▸ Given problem
Only the number is wanted: how many lines contain "unseres"?

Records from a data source
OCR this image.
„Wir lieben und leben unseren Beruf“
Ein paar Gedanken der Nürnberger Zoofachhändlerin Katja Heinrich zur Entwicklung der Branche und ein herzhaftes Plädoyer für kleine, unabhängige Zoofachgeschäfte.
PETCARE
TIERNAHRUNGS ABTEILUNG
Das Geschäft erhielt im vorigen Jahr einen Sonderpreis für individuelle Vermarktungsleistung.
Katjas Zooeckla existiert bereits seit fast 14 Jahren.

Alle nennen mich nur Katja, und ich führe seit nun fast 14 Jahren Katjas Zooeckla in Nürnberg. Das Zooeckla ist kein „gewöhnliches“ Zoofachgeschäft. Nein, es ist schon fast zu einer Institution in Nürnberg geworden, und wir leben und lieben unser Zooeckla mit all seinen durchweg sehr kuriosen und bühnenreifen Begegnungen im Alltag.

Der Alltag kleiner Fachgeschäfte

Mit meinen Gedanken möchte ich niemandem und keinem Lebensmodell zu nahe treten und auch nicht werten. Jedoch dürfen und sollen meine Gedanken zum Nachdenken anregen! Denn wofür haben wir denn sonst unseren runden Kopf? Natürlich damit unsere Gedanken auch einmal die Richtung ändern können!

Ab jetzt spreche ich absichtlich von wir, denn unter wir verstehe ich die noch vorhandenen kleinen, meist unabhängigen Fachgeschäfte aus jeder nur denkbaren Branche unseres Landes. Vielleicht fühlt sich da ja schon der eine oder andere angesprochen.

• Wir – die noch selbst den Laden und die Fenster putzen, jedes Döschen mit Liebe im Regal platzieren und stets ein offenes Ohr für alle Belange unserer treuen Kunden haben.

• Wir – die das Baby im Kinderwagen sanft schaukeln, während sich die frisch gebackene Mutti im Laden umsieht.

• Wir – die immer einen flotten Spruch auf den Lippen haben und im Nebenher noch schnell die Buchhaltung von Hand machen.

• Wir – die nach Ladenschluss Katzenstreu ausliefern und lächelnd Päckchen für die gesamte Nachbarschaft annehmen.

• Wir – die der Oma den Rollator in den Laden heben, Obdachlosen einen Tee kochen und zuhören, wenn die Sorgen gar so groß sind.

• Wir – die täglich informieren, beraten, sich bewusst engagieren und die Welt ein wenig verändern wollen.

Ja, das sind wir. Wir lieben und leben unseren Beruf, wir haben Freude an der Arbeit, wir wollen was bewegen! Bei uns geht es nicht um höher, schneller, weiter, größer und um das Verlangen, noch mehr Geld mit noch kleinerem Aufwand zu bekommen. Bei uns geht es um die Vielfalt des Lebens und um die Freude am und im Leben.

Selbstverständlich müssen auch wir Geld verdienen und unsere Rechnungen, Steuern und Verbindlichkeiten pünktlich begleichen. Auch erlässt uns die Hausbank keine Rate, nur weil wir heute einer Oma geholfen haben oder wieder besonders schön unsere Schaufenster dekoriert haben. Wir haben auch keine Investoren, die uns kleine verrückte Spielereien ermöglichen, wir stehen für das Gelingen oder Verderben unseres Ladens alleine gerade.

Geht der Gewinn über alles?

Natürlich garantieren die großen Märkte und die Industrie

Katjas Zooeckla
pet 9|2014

▸ Task answer
2